For the material that follows, list every line containing the word "color".

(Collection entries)
——
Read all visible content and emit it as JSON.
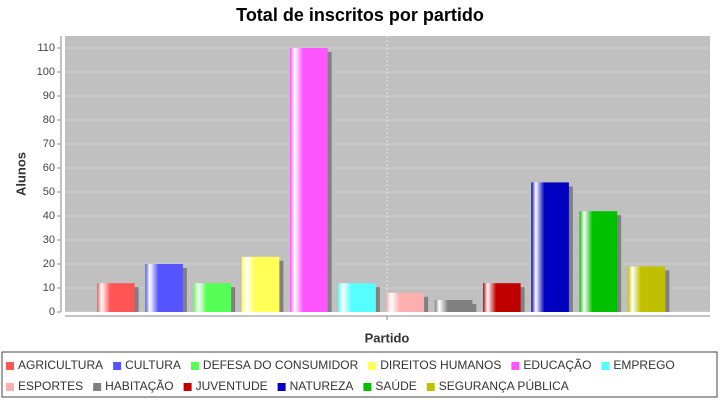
{
  "chart_data": {
    "type": "bar",
    "title": "Total de inscritos por partido",
    "x_label": "Partido",
    "y_label": "Alunos",
    "categories": [
      null
    ],
    "series": [
      {
        "name": "AGRICULTURA",
        "color": "#ff5555",
        "values": [
          12
        ]
      },
      {
        "name": "CULTURA",
        "color": "#5555ff",
        "values": [
          20
        ]
      },
      {
        "name": "DEFESA DO CONSUMIDOR",
        "color": "#55ff55",
        "values": [
          12
        ]
      },
      {
        "name": "DIREITOS HUMANOS",
        "color": "#ffff55",
        "values": [
          23
        ]
      },
      {
        "name": "EDUCAÇÃO",
        "color": "#ff55ff",
        "values": [
          110
        ]
      },
      {
        "name": "EMPREGO",
        "color": "#55ffff",
        "values": [
          12
        ]
      },
      {
        "name": "ESPORTES",
        "color": "#ffafaf",
        "values": [
          8
        ]
      },
      {
        "name": "HABITAÇÃO",
        "color": "#808080",
        "values": [
          5
        ]
      },
      {
        "name": "JUVENTUDE",
        "color": "#c00000",
        "values": [
          12
        ]
      },
      {
        "name": "NATUREZA",
        "color": "#0000c0",
        "values": [
          54
        ]
      },
      {
        "name": "SAÚDE",
        "color": "#00c000",
        "values": [
          42
        ]
      },
      {
        "name": "SEGURANÇA PÚBLICA",
        "color": "#c0c000",
        "values": [
          19
        ]
      }
    ],
    "ylim": [
      0,
      115
    ],
    "yticks": [
      0,
      10,
      20,
      30,
      40,
      50,
      60,
      70,
      80,
      90,
      100,
      110
    ],
    "grid": true,
    "legend": "bottom"
  }
}
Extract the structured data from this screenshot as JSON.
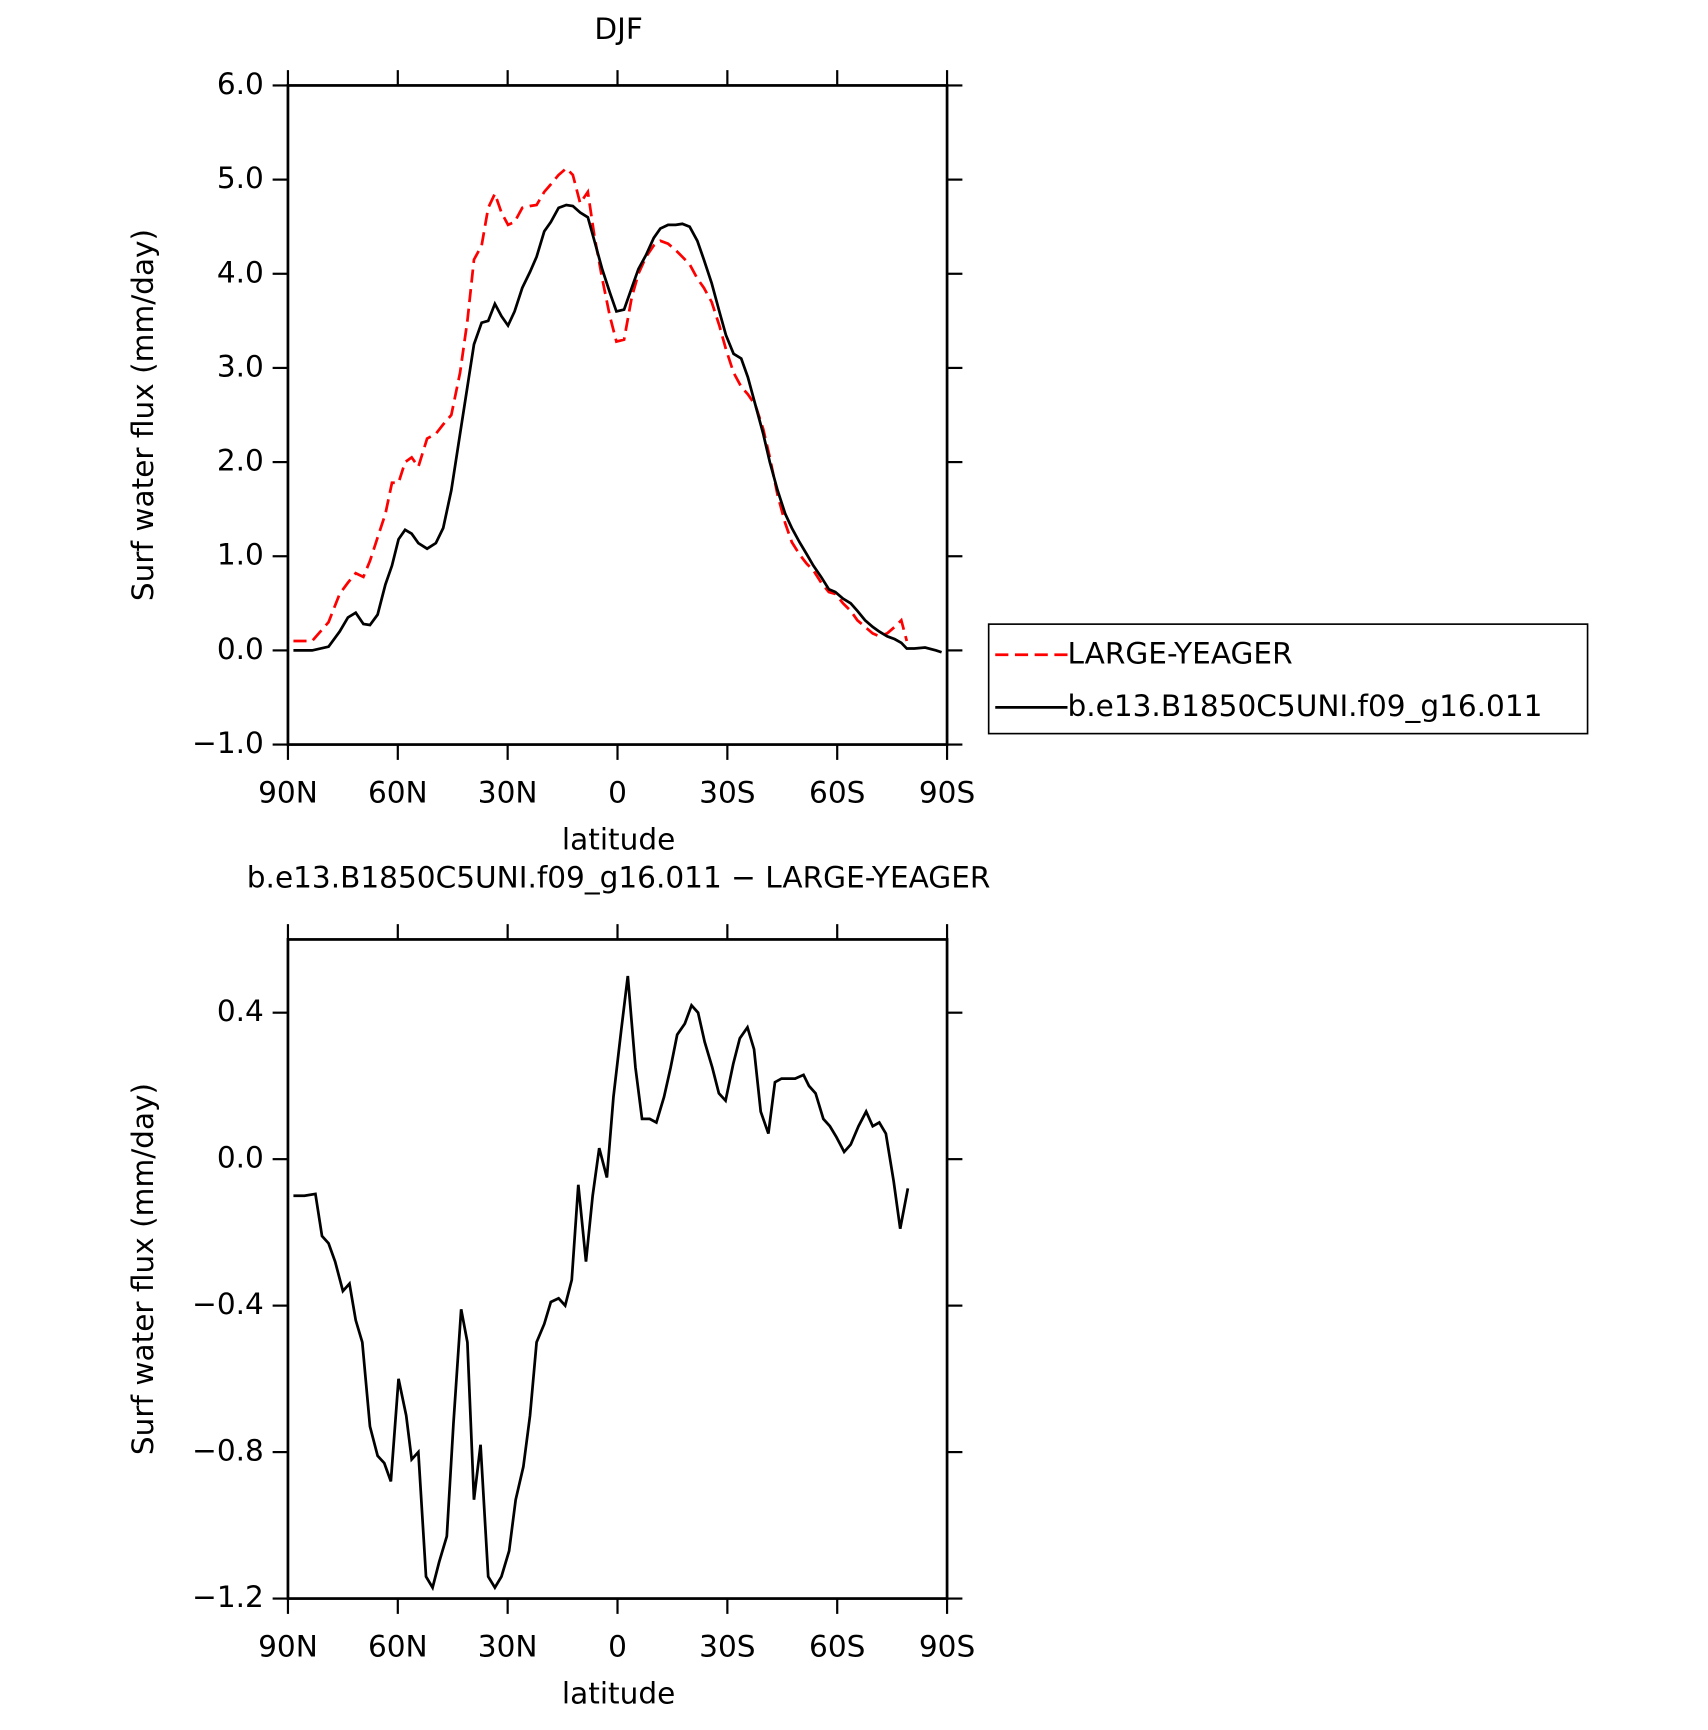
——
● **Written solution**:
        "color": "#ff5555",
        "color": "#5555ff",
        "color": "#55ff55",
        "color": "#ffff55",
        "color": "#ff55ff",
        "color": "#55ffff",
        "color": "#ffafaf",
        "color": "#808080",
        "color": "#c00000",
        "color": "#0000c0",
        "color": "#00c000",
        "color": "#c0c000",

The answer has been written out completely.